====== PROVIDED RECORDS ======
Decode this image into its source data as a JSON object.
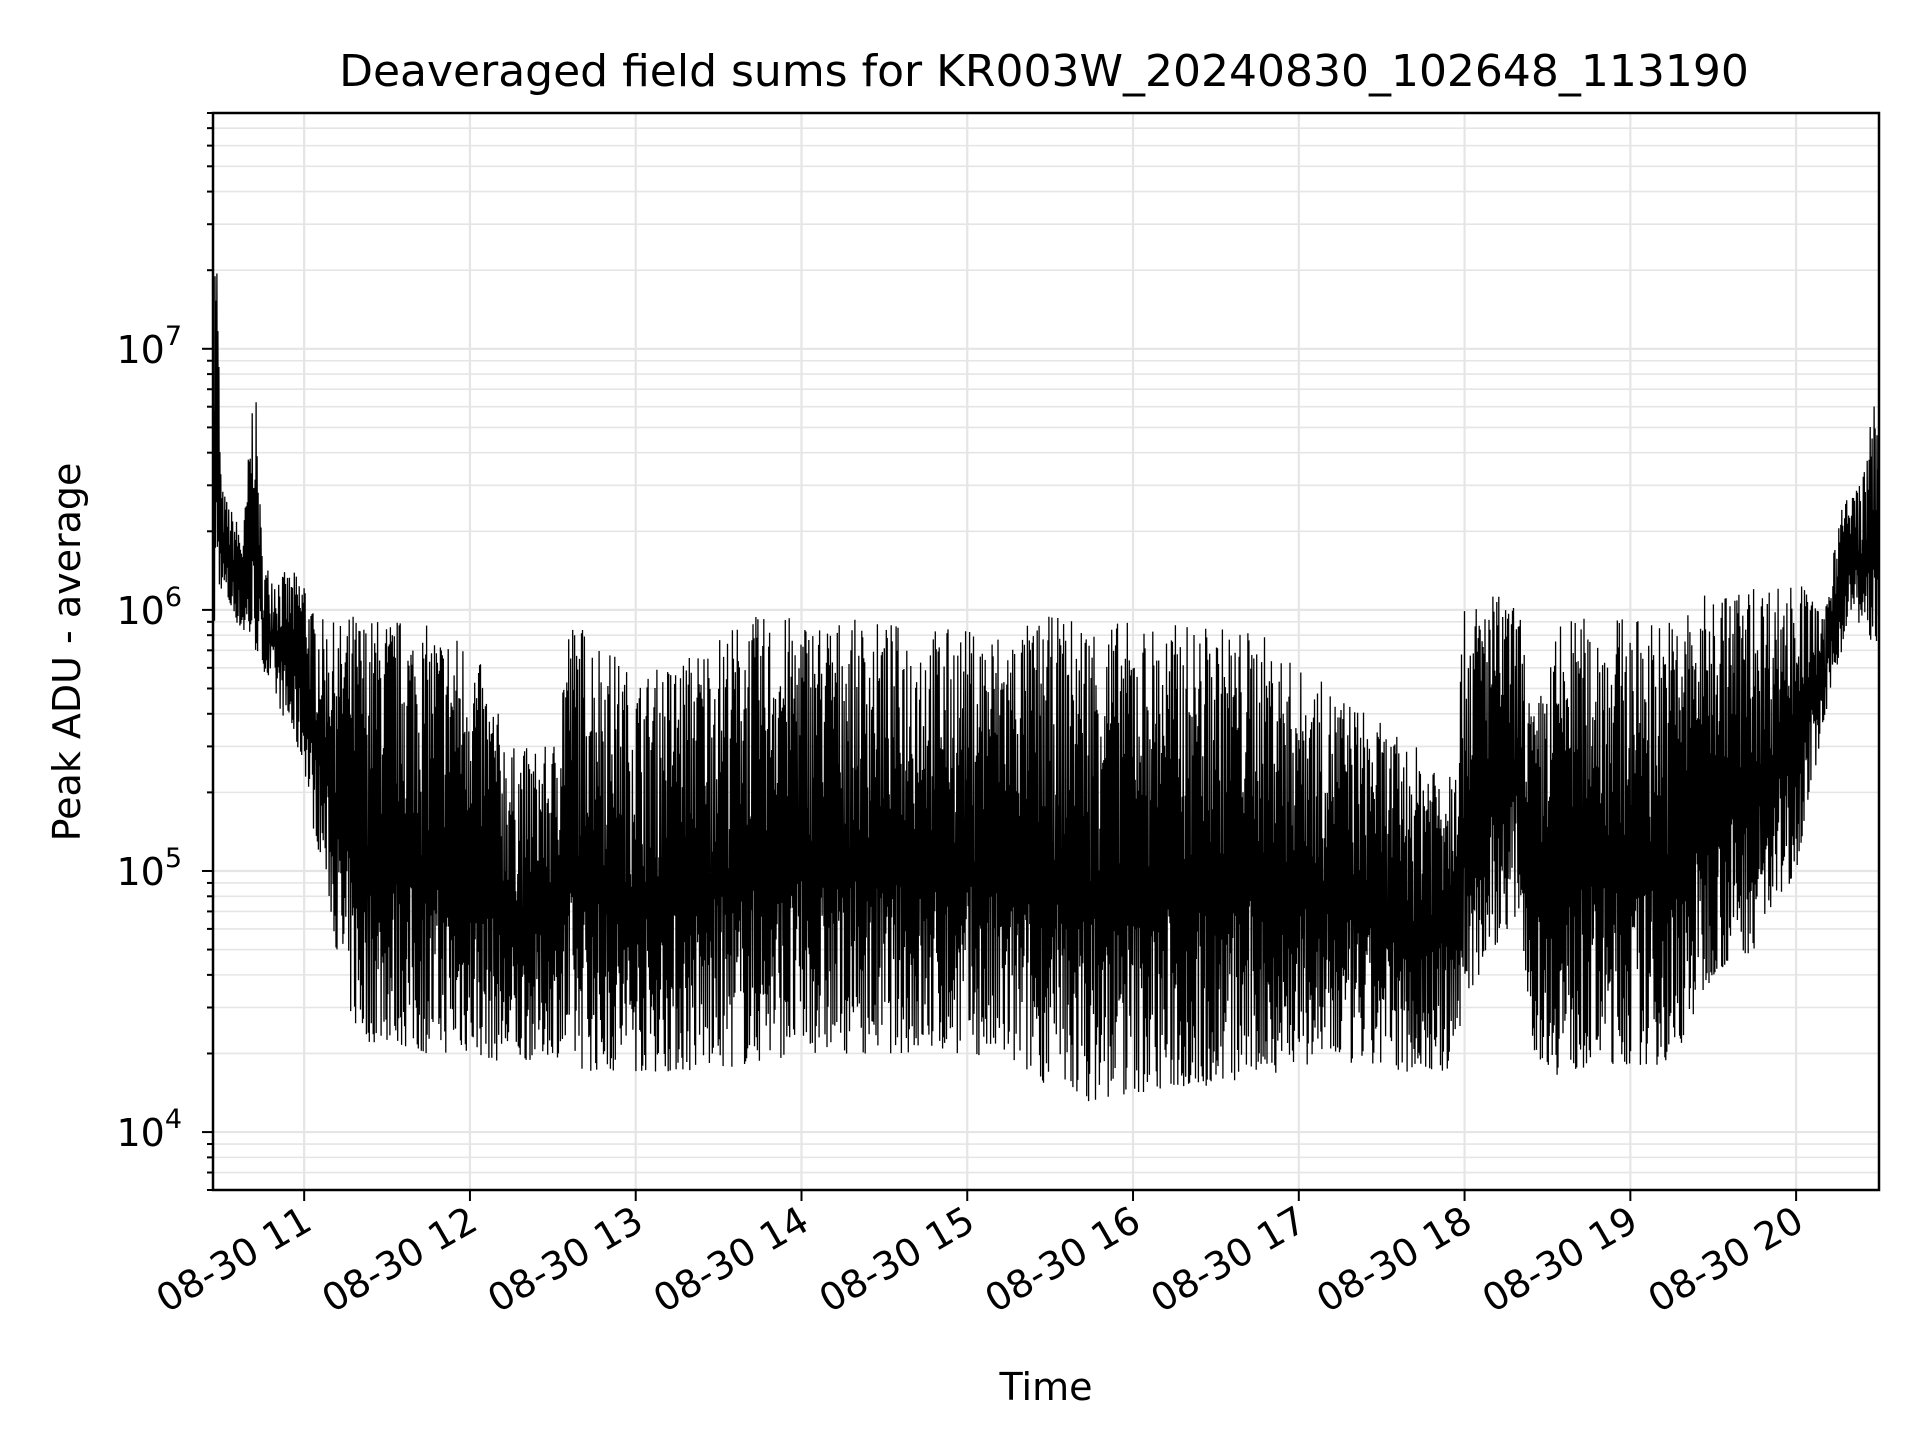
{
  "chart_data": {
    "type": "line",
    "title": "Deaveraged field sums for KR003W_20240830_102648_113190",
    "xlabel": "Time",
    "ylabel": "Peak ADU - average",
    "yscale": "log",
    "ylim": [
      6000,
      80000000
    ],
    "xlim": [
      "2024-08-30 10:27",
      "2024-08-30 20:30"
    ],
    "grid": true,
    "grid_minor": true,
    "line_color": "#000000",
    "x_ticks": [
      "08-30 11",
      "08-30 12",
      "08-30 13",
      "08-30 14",
      "08-30 15",
      "08-30 16",
      "08-30 17",
      "08-30 18",
      "08-30 19",
      "08-30 20"
    ],
    "x_tick_times": [
      "2024-08-30 11:00",
      "2024-08-30 12:00",
      "2024-08-30 13:00",
      "2024-08-30 14:00",
      "2024-08-30 15:00",
      "2024-08-30 16:00",
      "2024-08-30 17:00",
      "2024-08-30 18:00",
      "2024-08-30 19:00",
      "2024-08-30 20:00"
    ],
    "y_ticks": [
      {
        "value": 10000,
        "base": "10",
        "exp": "4"
      },
      {
        "value": 100000,
        "base": "10",
        "exp": "5"
      },
      {
        "value": 1000000,
        "base": "10",
        "exp": "6"
      },
      {
        "value": 10000000,
        "base": "10",
        "exp": "7"
      }
    ],
    "series": [
      {
        "x": [
          "2024-08-30 10:27",
          "2024-08-30 10:28",
          "2024-08-30 10:30",
          "2024-08-30 10:33",
          "2024-08-30 10:38",
          "2024-08-30 10:42",
          "2024-08-30 10:45",
          "2024-08-30 10:52",
          "2024-08-30 11:00",
          "2024-08-30 11:03",
          "2024-08-30 11:08",
          "2024-08-30 11:13",
          "2024-08-30 11:18",
          "2024-08-30 11:22",
          "2024-08-30 11:27",
          "2024-08-30 11:33",
          "2024-08-30 11:40",
          "2024-08-30 11:50",
          "2024-08-30 12:00",
          "2024-08-30 12:15",
          "2024-08-30 12:30",
          "2024-08-30 12:35",
          "2024-08-30 12:45",
          "2024-08-30 13:00",
          "2024-08-30 13:20",
          "2024-08-30 13:40",
          "2024-08-30 14:00",
          "2024-08-30 14:30",
          "2024-08-30 15:00",
          "2024-08-30 15:15",
          "2024-08-30 15:30",
          "2024-08-30 15:45",
          "2024-08-30 16:00",
          "2024-08-30 16:30",
          "2024-08-30 16:45",
          "2024-08-30 17:00",
          "2024-08-30 17:20",
          "2024-08-30 17:40",
          "2024-08-30 17:55",
          "2024-08-30 18:00",
          "2024-08-30 18:10",
          "2024-08-30 18:20",
          "2024-08-30 18:25",
          "2024-08-30 18:35",
          "2024-08-30 18:45",
          "2024-08-30 19:00",
          "2024-08-30 19:15",
          "2024-08-30 19:30",
          "2024-08-30 19:45",
          "2024-08-30 20:00",
          "2024-08-30 20:05",
          "2024-08-30 20:10",
          "2024-08-30 20:15",
          "2024-08-30 20:20",
          "2024-08-30 20:25",
          "2024-08-30 20:28"
        ],
        "low": [
          600000,
          1000000,
          1200000,
          1000000,
          800000,
          700000,
          600000,
          400000,
          250000,
          150000,
          90000,
          40000,
          25000,
          22000,
          22000,
          22000,
          20000,
          20000,
          20000,
          18000,
          20000,
          18000,
          17000,
          17000,
          17000,
          18000,
          20000,
          20000,
          20000,
          18000,
          15000,
          13000,
          14000,
          15000,
          16000,
          18000,
          18000,
          17000,
          17000,
          30000,
          50000,
          70000,
          20000,
          16000,
          18000,
          18000,
          18000,
          40000,
          50000,
          100000,
          200000,
          350000,
          600000,
          1000000,
          800000,
          700000
        ],
        "high": [
          7000000,
          45000000,
          3000000,
          2500000,
          2000000,
          9000000,
          1500000,
          1400000,
          1400000,
          1000000,
          900000,
          900000,
          1000000,
          950000,
          950000,
          950000,
          900000,
          850000,
          800000,
          300000,
          300000,
          950000,
          850000,
          550000,
          700000,
          950000,
          950000,
          900000,
          850000,
          850000,
          950000,
          950000,
          900000,
          880000,
          850000,
          600000,
          450000,
          300000,
          300000,
          1000000,
          1200000,
          1000000,
          400000,
          950000,
          950000,
          950000,
          950000,
          1200000,
          1250000,
          1300000,
          1200000,
          900000,
          2500000,
          2800000,
          3500000,
          6500000
        ]
      }
    ]
  }
}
======
WORK TO COMPLETE =
Reproduce every record word for word. The copy must contain no pictures.

EXPECTED ANSWER =
Decode this image into its source data as a JSON object.
{
  "chart_data": {
    "type": "line",
    "title": "Deaveraged field sums for KR003W_20240830_102648_113190",
    "xlabel": "Time",
    "ylabel": "Peak ADU - average",
    "yscale": "log",
    "ylim": [
      6000,
      80000000
    ],
    "xlim": [
      "2024-08-30 10:27",
      "2024-08-30 20:30"
    ],
    "grid": true,
    "grid_minor": true,
    "line_color": "#000000",
    "x_ticks": [
      "08-30 11",
      "08-30 12",
      "08-30 13",
      "08-30 14",
      "08-30 15",
      "08-30 16",
      "08-30 17",
      "08-30 18",
      "08-30 19",
      "08-30 20"
    ],
    "x_tick_times": [
      "2024-08-30 11:00",
      "2024-08-30 12:00",
      "2024-08-30 13:00",
      "2024-08-30 14:00",
      "2024-08-30 15:00",
      "2024-08-30 16:00",
      "2024-08-30 17:00",
      "2024-08-30 18:00",
      "2024-08-30 19:00",
      "2024-08-30 20:00"
    ],
    "y_ticks": [
      {
        "value": 10000,
        "base": "10",
        "exp": "4"
      },
      {
        "value": 100000,
        "base": "10",
        "exp": "5"
      },
      {
        "value": 1000000,
        "base": "10",
        "exp": "6"
      },
      {
        "value": 10000000,
        "base": "10",
        "exp": "7"
      }
    ],
    "series": [
      {
        "x": [
          "2024-08-30 10:27",
          "2024-08-30 10:28",
          "2024-08-30 10:30",
          "2024-08-30 10:33",
          "2024-08-30 10:38",
          "2024-08-30 10:42",
          "2024-08-30 10:45",
          "2024-08-30 10:52",
          "2024-08-30 11:00",
          "2024-08-30 11:03",
          "2024-08-30 11:08",
          "2024-08-30 11:13",
          "2024-08-30 11:18",
          "2024-08-30 11:22",
          "2024-08-30 11:27",
          "2024-08-30 11:33",
          "2024-08-30 11:40",
          "2024-08-30 11:50",
          "2024-08-30 12:00",
          "2024-08-30 12:15",
          "2024-08-30 12:30",
          "2024-08-30 12:35",
          "2024-08-30 12:45",
          "2024-08-30 13:00",
          "2024-08-30 13:20",
          "2024-08-30 13:40",
          "2024-08-30 14:00",
          "2024-08-30 14:30",
          "2024-08-30 15:00",
          "2024-08-30 15:15",
          "2024-08-30 15:30",
          "2024-08-30 15:45",
          "2024-08-30 16:00",
          "2024-08-30 16:30",
          "2024-08-30 16:45",
          "2024-08-30 17:00",
          "2024-08-30 17:20",
          "2024-08-30 17:40",
          "2024-08-30 17:55",
          "2024-08-30 18:00",
          "2024-08-30 18:10",
          "2024-08-30 18:20",
          "2024-08-30 18:25",
          "2024-08-30 18:35",
          "2024-08-30 18:45",
          "2024-08-30 19:00",
          "2024-08-30 19:15",
          "2024-08-30 19:30",
          "2024-08-30 19:45",
          "2024-08-30 20:00",
          "2024-08-30 20:05",
          "2024-08-30 20:10",
          "2024-08-30 20:15",
          "2024-08-30 20:20",
          "2024-08-30 20:25",
          "2024-08-30 20:28"
        ],
        "low": [
          600000,
          1000000,
          1200000,
          1000000,
          800000,
          700000,
          600000,
          400000,
          250000,
          150000,
          90000,
          40000,
          25000,
          22000,
          22000,
          22000,
          20000,
          20000,
          20000,
          18000,
          20000,
          18000,
          17000,
          17000,
          17000,
          18000,
          20000,
          20000,
          20000,
          18000,
          15000,
          13000,
          14000,
          15000,
          16000,
          18000,
          18000,
          17000,
          17000,
          30000,
          50000,
          70000,
          20000,
          16000,
          18000,
          18000,
          18000,
          40000,
          50000,
          100000,
          200000,
          350000,
          600000,
          1000000,
          800000,
          700000
        ],
        "high": [
          7000000,
          45000000,
          3000000,
          2500000,
          2000000,
          9000000,
          1500000,
          1400000,
          1400000,
          1000000,
          900000,
          900000,
          1000000,
          950000,
          950000,
          950000,
          900000,
          850000,
          800000,
          300000,
          300000,
          950000,
          850000,
          550000,
          700000,
          950000,
          950000,
          900000,
          850000,
          850000,
          950000,
          950000,
          900000,
          880000,
          850000,
          600000,
          450000,
          300000,
          300000,
          1000000,
          1200000,
          1000000,
          400000,
          950000,
          950000,
          950000,
          950000,
          1200000,
          1250000,
          1300000,
          1200000,
          900000,
          2500000,
          2800000,
          3500000,
          6500000
        ]
      }
    ]
  }
}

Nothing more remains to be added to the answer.